• [Requirements]: Collect each line holding the string "JSON".

[Start Dataset content]

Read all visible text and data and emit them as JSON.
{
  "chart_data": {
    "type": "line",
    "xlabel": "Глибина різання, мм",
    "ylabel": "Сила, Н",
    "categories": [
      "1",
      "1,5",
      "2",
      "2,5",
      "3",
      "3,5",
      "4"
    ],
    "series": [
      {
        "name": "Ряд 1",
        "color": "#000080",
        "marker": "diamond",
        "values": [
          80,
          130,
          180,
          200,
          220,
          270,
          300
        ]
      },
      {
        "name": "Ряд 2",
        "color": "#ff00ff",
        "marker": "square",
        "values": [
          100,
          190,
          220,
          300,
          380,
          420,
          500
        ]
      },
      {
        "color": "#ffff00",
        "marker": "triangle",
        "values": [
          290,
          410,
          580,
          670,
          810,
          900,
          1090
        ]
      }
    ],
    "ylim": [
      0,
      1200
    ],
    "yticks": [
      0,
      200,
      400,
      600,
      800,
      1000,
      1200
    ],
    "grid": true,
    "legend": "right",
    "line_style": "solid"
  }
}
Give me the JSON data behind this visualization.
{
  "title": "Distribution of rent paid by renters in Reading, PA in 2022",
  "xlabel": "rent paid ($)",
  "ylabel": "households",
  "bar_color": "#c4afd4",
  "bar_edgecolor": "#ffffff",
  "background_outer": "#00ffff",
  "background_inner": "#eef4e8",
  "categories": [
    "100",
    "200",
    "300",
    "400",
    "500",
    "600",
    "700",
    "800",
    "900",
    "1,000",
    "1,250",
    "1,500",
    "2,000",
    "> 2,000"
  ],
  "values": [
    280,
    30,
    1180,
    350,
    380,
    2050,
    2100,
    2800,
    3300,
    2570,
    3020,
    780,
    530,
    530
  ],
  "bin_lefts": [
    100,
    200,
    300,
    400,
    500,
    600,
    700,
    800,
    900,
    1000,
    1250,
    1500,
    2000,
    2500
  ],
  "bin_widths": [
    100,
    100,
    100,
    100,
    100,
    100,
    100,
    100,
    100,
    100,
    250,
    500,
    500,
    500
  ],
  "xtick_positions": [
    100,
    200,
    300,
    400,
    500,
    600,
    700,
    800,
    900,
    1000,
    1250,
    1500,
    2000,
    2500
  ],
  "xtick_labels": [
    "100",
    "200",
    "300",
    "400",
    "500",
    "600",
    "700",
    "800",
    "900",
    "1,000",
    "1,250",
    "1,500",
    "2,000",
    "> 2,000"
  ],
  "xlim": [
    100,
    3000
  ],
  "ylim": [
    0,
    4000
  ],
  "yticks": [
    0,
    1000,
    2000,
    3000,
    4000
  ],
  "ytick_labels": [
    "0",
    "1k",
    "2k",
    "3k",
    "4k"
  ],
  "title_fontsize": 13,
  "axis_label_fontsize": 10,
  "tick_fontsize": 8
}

[End Dataset content]

• [Solved problem]:
Read all visible text and data and emit them as JSON.
Give me the JSON data behind this visualization.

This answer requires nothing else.